Stored records ->
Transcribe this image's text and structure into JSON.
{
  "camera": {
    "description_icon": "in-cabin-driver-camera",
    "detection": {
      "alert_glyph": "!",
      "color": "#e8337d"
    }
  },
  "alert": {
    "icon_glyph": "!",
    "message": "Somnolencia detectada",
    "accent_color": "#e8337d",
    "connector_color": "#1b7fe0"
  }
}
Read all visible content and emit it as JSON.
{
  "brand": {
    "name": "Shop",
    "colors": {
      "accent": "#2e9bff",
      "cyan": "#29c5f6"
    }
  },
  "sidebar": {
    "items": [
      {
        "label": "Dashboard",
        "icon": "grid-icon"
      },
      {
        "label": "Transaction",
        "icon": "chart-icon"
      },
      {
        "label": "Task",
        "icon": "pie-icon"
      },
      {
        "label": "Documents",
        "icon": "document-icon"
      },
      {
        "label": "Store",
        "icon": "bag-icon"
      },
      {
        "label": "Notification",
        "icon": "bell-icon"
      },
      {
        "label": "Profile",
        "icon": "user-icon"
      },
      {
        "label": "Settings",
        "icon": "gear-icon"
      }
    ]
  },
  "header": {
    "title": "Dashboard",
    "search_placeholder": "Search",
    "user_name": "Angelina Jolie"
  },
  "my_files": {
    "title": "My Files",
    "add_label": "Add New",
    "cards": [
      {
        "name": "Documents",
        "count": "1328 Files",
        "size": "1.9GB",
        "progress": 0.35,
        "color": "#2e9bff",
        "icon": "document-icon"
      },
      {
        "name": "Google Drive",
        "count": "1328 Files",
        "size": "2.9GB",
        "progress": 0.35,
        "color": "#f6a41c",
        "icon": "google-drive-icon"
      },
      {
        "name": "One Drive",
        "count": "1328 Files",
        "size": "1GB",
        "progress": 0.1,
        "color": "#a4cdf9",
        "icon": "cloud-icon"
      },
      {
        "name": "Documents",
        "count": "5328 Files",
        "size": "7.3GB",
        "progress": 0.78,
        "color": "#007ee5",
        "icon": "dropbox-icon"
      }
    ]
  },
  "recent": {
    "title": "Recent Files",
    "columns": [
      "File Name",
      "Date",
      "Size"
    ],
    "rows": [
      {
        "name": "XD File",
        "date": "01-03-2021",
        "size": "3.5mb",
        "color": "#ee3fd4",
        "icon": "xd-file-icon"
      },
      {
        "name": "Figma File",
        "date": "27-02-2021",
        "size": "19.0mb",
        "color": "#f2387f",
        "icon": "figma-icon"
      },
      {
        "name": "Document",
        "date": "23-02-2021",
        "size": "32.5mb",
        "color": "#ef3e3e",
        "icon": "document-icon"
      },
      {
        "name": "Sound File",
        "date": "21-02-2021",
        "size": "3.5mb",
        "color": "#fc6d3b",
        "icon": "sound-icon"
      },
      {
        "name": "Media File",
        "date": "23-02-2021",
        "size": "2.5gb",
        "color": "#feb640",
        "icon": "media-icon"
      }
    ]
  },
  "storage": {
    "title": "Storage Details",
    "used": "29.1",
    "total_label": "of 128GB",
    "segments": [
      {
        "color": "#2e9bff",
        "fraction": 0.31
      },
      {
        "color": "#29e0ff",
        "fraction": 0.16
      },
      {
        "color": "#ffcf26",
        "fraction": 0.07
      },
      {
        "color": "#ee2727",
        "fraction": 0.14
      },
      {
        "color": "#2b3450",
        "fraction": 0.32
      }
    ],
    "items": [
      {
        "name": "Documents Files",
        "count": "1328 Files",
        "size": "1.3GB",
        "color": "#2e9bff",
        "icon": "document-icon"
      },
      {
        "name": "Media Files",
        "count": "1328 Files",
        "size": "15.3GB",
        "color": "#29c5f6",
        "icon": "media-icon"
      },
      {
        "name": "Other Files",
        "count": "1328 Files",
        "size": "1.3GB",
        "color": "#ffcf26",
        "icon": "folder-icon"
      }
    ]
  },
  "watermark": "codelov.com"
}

TASK TO COMPLETE -> Make an exact copy of every entry.

EXERCISE OUTPUT ->
Transcribe this image's text and structure into JSON.
{
  "camera": {
    "description_icon": "in-cabin-driver-camera",
    "detection": {
      "alert_glyph": "!",
      "color": "#e8337d"
    }
  },
  "alert": {
    "icon_glyph": "!",
    "message": "Somnolencia detectada",
    "accent_color": "#e8337d",
    "connector_color": "#1b7fe0"
  }
}
Read all visible content and emit it as JSON.
{
  "brand": {
    "name": "Shop",
    "colors": {
      "accent": "#2e9bff",
      "cyan": "#29c5f6"
    }
  },
  "sidebar": {
    "items": [
      {
        "label": "Dashboard",
        "icon": "grid-icon"
      },
      {
        "label": "Transaction",
        "icon": "chart-icon"
      },
      {
        "label": "Task",
        "icon": "pie-icon"
      },
      {
        "label": "Documents",
        "icon": "document-icon"
      },
      {
        "label": "Store",
        "icon": "bag-icon"
      },
      {
        "label": "Notification",
        "icon": "bell-icon"
      },
      {
        "label": "Profile",
        "icon": "user-icon"
      },
      {
        "label": "Settings",
        "icon": "gear-icon"
      }
    ]
  },
  "header": {
    "title": "Dashboard",
    "search_placeholder": "Search",
    "user_name": "Angelina Jolie"
  },
  "my_files": {
    "title": "My Files",
    "add_label": "Add New",
    "cards": [
      {
        "name": "Documents",
        "count": "1328 Files",
        "size": "1.9GB",
        "progress": 0.35,
        "color": "#2e9bff",
        "icon": "document-icon"
      },
      {
        "name": "Google Drive",
        "count": "1328 Files",
        "size": "2.9GB",
        "progress": 0.35,
        "color": "#f6a41c",
        "icon": "google-drive-icon"
      },
      {
        "name": "One Drive",
        "count": "1328 Files",
        "size": "1GB",
        "progress": 0.1,
        "color": "#a4cdf9",
        "icon": "cloud-icon"
      },
      {
        "name": "Documents",
        "count": "5328 Files",
        "size": "7.3GB",
        "progress": 0.78,
        "color": "#007ee5",
        "icon": "dropbox-icon"
      }
    ]
  },
  "recent": {
    "title": "Recent Files",
    "columns": [
      "File Name",
      "Date",
      "Size"
    ],
    "rows": [
      {
        "name": "XD File",
        "date": "01-03-2021",
        "size": "3.5mb",
        "color": "#ee3fd4",
        "icon": "xd-file-icon"
      },
      {
        "name": "Figma File",
        "date": "27-02-2021",
        "size": "19.0mb",
        "color": "#f2387f",
        "icon": "figma-icon"
      },
      {
        "name": "Document",
        "date": "23-02-2021",
        "size": "32.5mb",
        "color": "#ef3e3e",
        "icon": "document-icon"
      },
      {
        "name": "Sound File",
        "date": "21-02-2021",
        "size": "3.5mb",
        "color": "#fc6d3b",
        "icon": "sound-icon"
      },
      {
        "name": "Media File",
        "date": "23-02-2021",
        "size": "2.5gb",
        "color": "#feb640",
        "icon": "media-icon"
      }
    ]
  },
  "storage": {
    "title": "Storage Details",
    "used": "29.1",
    "total_label": "of 128GB",
    "segments": [
      {
        "color": "#2e9bff",
        "fraction": 0.31
      },
      {
        "color": "#29e0ff",
        "fraction": 0.16
      },
      {
        "color": "#ffcf26",
        "fraction": 0.07
      },
      {
        "color": "#ee2727",
        "fraction": 0.14
      },
      {
        "color": "#2b3450",
        "fraction": 0.32
      }
    ],
    "items": [
      {
        "name": "Documents Files",
        "count": "1328 Files",
        "size": "1.3GB",
        "color": "#2e9bff",
        "icon": "document-icon"
      },
      {
        "name": "Media Files",
        "count": "1328 Files",
        "size": "15.3GB",
        "color": "#29c5f6",
        "icon": "media-icon"
      },
      {
        "name": "Other Files",
        "count": "1328 Files",
        "size": "1.3GB",
        "color": "#ffcf26",
        "icon": "folder-icon"
      }
    ]
  },
  "watermark": "codelov.com"
}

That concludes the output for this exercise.